Set task: Transcribe the entries below exactly; leave every image out.

Records about charts and figures
==*==
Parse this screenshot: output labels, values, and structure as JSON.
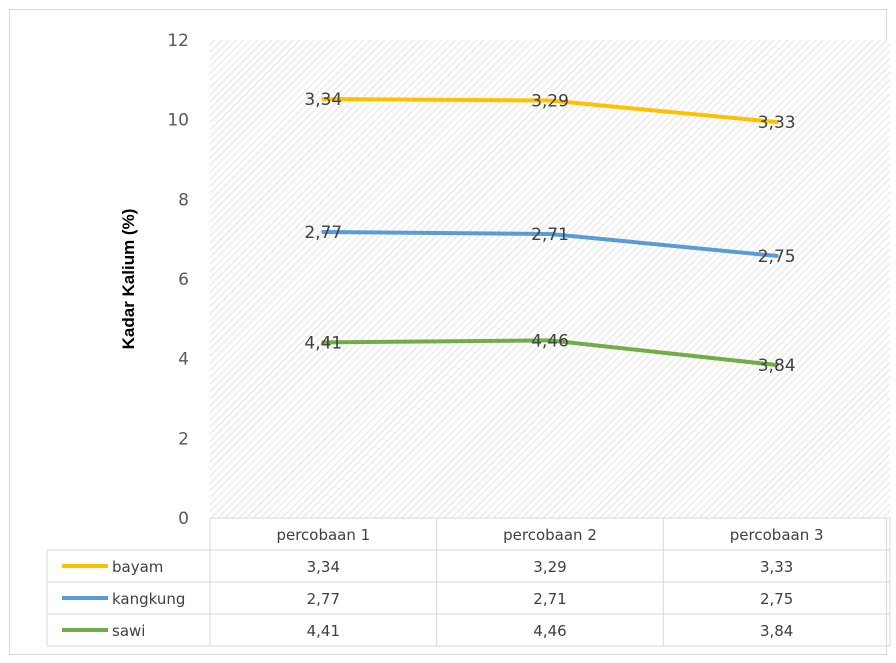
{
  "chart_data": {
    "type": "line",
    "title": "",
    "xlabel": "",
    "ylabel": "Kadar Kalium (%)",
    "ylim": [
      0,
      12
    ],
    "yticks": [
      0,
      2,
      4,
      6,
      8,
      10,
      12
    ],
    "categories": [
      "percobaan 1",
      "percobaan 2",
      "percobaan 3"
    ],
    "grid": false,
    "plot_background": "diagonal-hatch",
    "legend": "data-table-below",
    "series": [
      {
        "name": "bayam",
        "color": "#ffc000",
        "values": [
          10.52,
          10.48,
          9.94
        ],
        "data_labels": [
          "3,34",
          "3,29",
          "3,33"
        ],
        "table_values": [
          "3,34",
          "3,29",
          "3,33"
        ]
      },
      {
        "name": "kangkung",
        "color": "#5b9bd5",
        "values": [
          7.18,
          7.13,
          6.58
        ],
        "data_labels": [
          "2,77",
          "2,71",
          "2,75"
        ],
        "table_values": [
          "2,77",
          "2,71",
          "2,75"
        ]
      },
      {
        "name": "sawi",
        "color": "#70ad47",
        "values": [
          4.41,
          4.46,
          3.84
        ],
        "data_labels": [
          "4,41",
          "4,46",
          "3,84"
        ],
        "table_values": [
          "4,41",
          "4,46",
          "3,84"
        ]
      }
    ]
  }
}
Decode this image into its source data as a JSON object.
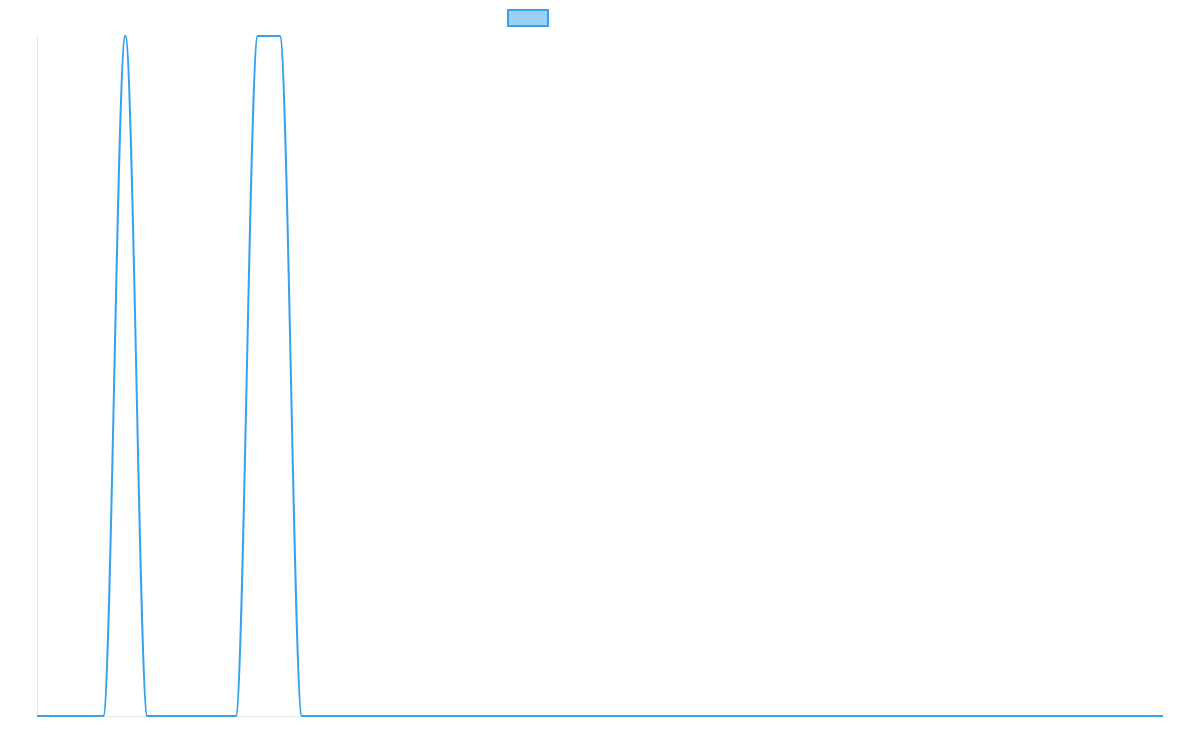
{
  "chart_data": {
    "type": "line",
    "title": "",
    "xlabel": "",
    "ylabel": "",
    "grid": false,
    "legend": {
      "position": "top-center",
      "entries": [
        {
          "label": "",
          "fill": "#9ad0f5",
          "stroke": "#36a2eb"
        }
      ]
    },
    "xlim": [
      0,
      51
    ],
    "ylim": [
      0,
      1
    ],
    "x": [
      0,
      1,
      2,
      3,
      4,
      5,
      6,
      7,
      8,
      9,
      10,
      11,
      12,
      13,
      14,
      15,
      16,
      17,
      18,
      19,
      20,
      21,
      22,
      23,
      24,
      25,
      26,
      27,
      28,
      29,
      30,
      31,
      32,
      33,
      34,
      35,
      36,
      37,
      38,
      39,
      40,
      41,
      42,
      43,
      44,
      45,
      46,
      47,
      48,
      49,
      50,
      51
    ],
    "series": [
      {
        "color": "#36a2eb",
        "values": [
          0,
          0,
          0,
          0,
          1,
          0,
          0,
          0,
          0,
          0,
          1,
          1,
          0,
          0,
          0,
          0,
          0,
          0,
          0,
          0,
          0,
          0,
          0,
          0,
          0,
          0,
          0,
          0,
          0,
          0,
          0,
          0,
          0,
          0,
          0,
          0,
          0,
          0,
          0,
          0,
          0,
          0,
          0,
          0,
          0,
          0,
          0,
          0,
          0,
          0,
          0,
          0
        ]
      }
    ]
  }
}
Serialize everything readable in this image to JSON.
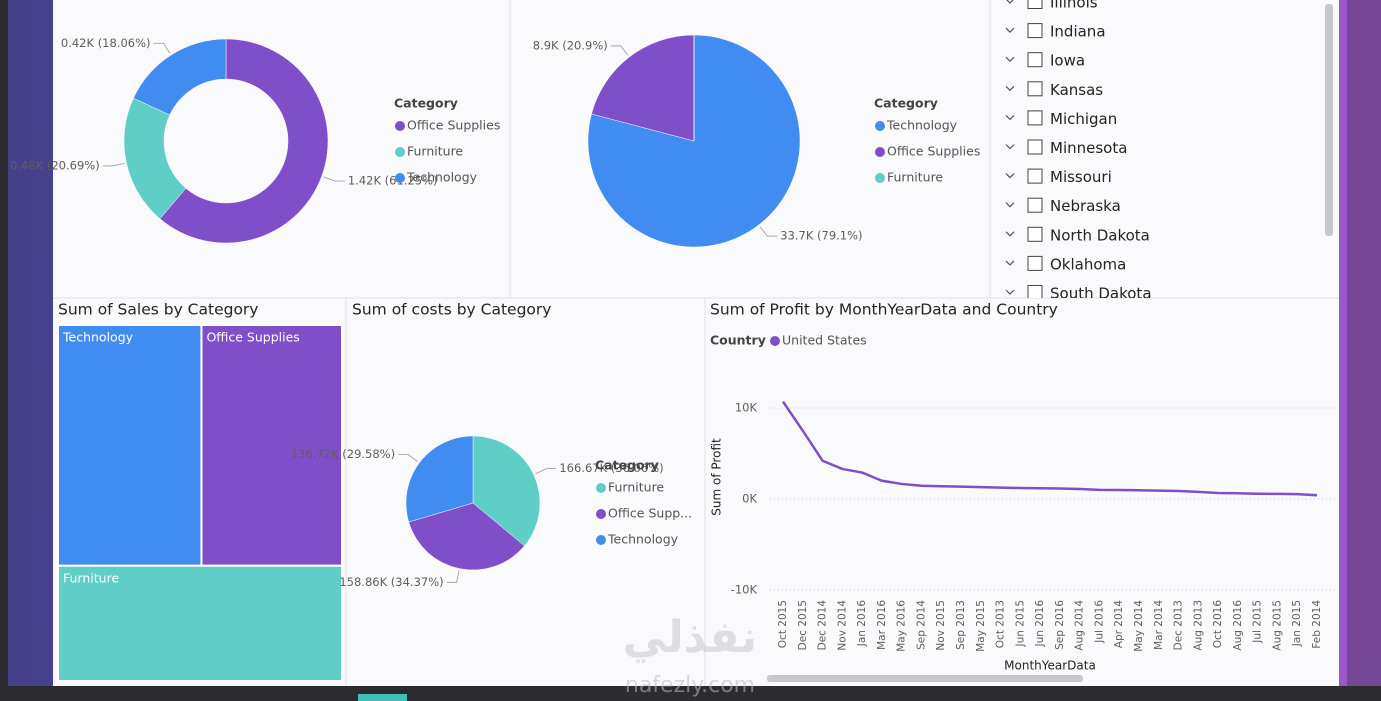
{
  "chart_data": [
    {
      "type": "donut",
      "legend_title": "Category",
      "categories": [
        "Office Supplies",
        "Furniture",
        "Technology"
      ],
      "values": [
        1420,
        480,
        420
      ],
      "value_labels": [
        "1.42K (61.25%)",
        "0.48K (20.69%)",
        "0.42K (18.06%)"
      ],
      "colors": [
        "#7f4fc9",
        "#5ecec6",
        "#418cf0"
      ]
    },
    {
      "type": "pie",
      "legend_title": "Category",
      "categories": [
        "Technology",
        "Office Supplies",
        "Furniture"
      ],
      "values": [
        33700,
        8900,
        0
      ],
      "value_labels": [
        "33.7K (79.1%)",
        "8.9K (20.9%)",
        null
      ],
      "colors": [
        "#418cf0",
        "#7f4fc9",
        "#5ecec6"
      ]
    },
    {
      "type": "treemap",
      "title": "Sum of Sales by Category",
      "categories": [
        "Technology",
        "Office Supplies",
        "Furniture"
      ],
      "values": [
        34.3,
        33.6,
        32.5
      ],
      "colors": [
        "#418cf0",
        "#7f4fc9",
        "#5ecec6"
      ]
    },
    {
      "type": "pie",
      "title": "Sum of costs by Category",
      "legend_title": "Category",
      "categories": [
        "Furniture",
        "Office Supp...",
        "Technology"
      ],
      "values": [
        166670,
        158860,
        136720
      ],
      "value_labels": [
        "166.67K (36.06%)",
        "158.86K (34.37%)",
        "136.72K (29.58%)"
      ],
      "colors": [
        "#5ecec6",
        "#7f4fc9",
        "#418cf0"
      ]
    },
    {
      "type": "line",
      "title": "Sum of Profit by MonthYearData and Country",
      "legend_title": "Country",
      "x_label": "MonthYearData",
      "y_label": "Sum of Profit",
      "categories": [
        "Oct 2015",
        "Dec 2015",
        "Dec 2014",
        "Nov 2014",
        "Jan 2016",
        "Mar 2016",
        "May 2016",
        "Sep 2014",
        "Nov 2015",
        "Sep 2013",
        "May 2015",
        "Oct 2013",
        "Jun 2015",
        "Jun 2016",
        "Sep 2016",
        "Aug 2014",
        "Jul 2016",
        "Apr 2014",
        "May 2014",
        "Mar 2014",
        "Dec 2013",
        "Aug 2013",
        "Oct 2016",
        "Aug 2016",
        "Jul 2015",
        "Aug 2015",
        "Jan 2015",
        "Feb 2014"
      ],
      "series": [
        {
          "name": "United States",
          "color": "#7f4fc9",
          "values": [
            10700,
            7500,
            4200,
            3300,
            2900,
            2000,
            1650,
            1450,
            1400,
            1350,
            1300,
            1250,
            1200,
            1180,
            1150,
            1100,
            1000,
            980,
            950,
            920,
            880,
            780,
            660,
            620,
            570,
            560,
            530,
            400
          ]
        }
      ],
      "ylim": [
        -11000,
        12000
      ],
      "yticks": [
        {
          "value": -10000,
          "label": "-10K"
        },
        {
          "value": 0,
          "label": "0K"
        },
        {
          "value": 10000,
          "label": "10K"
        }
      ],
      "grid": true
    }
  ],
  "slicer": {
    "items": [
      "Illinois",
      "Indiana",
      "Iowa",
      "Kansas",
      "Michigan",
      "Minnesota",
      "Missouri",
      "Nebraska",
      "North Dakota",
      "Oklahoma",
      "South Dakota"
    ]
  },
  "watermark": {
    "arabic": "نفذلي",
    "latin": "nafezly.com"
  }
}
==*==
The answer:
Parse this screenshot: output labels, values, and structure as JSON.
{
  "chart_data": {
    "type": "line",
    "title": "",
    "xlabel": "",
    "ylabel": "Kadar Kalium (%)",
    "ylim": [
      0,
      12
    ],
    "yticks": [
      0,
      2,
      4,
      6,
      8,
      10,
      12
    ],
    "categories": [
      "percobaan 1",
      "percobaan 2",
      "percobaan 3"
    ],
    "grid": false,
    "plot_background": "diagonal-hatch",
    "legend": "data-table-below",
    "series": [
      {
        "name": "bayam",
        "color": "#ffc000",
        "values": [
          10.52,
          10.48,
          9.94
        ],
        "data_labels": [
          "3,34",
          "3,29",
          "3,33"
        ],
        "table_values": [
          "3,34",
          "3,29",
          "3,33"
        ]
      },
      {
        "name": "kangkung",
        "color": "#5b9bd5",
        "values": [
          7.18,
          7.13,
          6.58
        ],
        "data_labels": [
          "2,77",
          "2,71",
          "2,75"
        ],
        "table_values": [
          "2,77",
          "2,71",
          "2,75"
        ]
      },
      {
        "name": "sawi",
        "color": "#70ad47",
        "values": [
          4.41,
          4.46,
          3.84
        ],
        "data_labels": [
          "4,41",
          "4,46",
          "3,84"
        ],
        "table_values": [
          "4,41",
          "4,46",
          "3,84"
        ]
      }
    ]
  }
}
Decode this image into its source data as a JSON object.
{
  "chart_data": {
    "type": "line",
    "title": "",
    "xlabel": "",
    "ylabel": "",
    "grid": false,
    "legend": {
      "position": "top-center",
      "entries": [
        {
          "label": "",
          "fill": "#9ad0f5",
          "stroke": "#36a2eb"
        }
      ]
    },
    "xlim": [
      0,
      51
    ],
    "ylim": [
      0,
      1
    ],
    "x": [
      0,
      1,
      2,
      3,
      4,
      5,
      6,
      7,
      8,
      9,
      10,
      11,
      12,
      13,
      14,
      15,
      16,
      17,
      18,
      19,
      20,
      21,
      22,
      23,
      24,
      25,
      26,
      27,
      28,
      29,
      30,
      31,
      32,
      33,
      34,
      35,
      36,
      37,
      38,
      39,
      40,
      41,
      42,
      43,
      44,
      45,
      46,
      47,
      48,
      49,
      50,
      51
    ],
    "series": [
      {
        "color": "#36a2eb",
        "values": [
          0,
          0,
          0,
          0,
          1,
          0,
          0,
          0,
          0,
          0,
          1,
          1,
          0,
          0,
          0,
          0,
          0,
          0,
          0,
          0,
          0,
          0,
          0,
          0,
          0,
          0,
          0,
          0,
          0,
          0,
          0,
          0,
          0,
          0,
          0,
          0,
          0,
          0,
          0,
          0,
          0,
          0,
          0,
          0,
          0,
          0,
          0,
          0,
          0,
          0,
          0,
          0
        ]
      }
    ]
  }
}
Serialize everything readable in this image to JSON.
{
  "chart_data": [
    {
      "type": "donut",
      "legend_title": "Category",
      "categories": [
        "Office Supplies",
        "Furniture",
        "Technology"
      ],
      "values": [
        1420,
        480,
        420
      ],
      "value_labels": [
        "1.42K (61.25%)",
        "0.48K (20.69%)",
        "0.42K (18.06%)"
      ],
      "colors": [
        "#7f4fc9",
        "#5ecec6",
        "#418cf0"
      ]
    },
    {
      "type": "pie",
      "legend_title": "Category",
      "categories": [
        "Technology",
        "Office Supplies",
        "Furniture"
      ],
      "values": [
        33700,
        8900,
        0
      ],
      "value_labels": [
        "33.7K (79.1%)",
        "8.9K (20.9%)",
        null
      ],
      "colors": [
        "#418cf0",
        "#7f4fc9",
        "#5ecec6"
      ]
    },
    {
      "type": "treemap",
      "title": "Sum of Sales by Category",
      "categories": [
        "Technology",
        "Office Supplies",
        "Furniture"
      ],
      "values": [
        34.3,
        33.6,
        32.5
      ],
      "colors": [
        "#418cf0",
        "#7f4fc9",
        "#5ecec6"
      ]
    },
    {
      "type": "pie",
      "title": "Sum of costs by Category",
      "legend_title": "Category",
      "categories": [
        "Furniture",
        "Office Supp...",
        "Technology"
      ],
      "values": [
        166670,
        158860,
        136720
      ],
      "value_labels": [
        "166.67K (36.06%)",
        "158.86K (34.37%)",
        "136.72K (29.58%)"
      ],
      "colors": [
        "#5ecec6",
        "#7f4fc9",
        "#418cf0"
      ]
    },
    {
      "type": "line",
      "title": "Sum of Profit by MonthYearData and Country",
      "legend_title": "Country",
      "x_label": "MonthYearData",
      "y_label": "Sum of Profit",
      "categories": [
        "Oct 2015",
        "Dec 2015",
        "Dec 2014",
        "Nov 2014",
        "Jan 2016",
        "Mar 2016",
        "May 2016",
        "Sep 2014",
        "Nov 2015",
        "Sep 2013",
        "May 2015",
        "Oct 2013",
        "Jun 2015",
        "Jun 2016",
        "Sep 2016",
        "Aug 2014",
        "Jul 2016",
        "Apr 2014",
        "May 2014",
        "Mar 2014",
        "Dec 2013",
        "Aug 2013",
        "Oct 2016",
        "Aug 2016",
        "Jul 2015",
        "Aug 2015",
        "Jan 2015",
        "Feb 2014"
      ],
      "series": [
        {
          "name": "United States",
          "color": "#7f4fc9",
          "values": [
            10700,
            7500,
            4200,
            3300,
            2900,
            2000,
            1650,
            1450,
            1400,
            1350,
            1300,
            1250,
            1200,
            1180,
            1150,
            1100,
            1000,
            980,
            950,
            920,
            880,
            780,
            660,
            620,
            570,
            560,
            530,
            400
          ]
        }
      ],
      "ylim": [
        -11000,
        12000
      ],
      "yticks": [
        {
          "value": -10000,
          "label": "-10K"
        },
        {
          "value": 0,
          "label": "0K"
        },
        {
          "value": 10000,
          "label": "10K"
        }
      ],
      "grid": true
    }
  ],
  "slicer": {
    "items": [
      "Illinois",
      "Indiana",
      "Iowa",
      "Kansas",
      "Michigan",
      "Minnesota",
      "Missouri",
      "Nebraska",
      "North Dakota",
      "Oklahoma",
      "South Dakota"
    ]
  },
  "watermark": {
    "arabic": "نفذلي",
    "latin": "nafezly.com"
  }
}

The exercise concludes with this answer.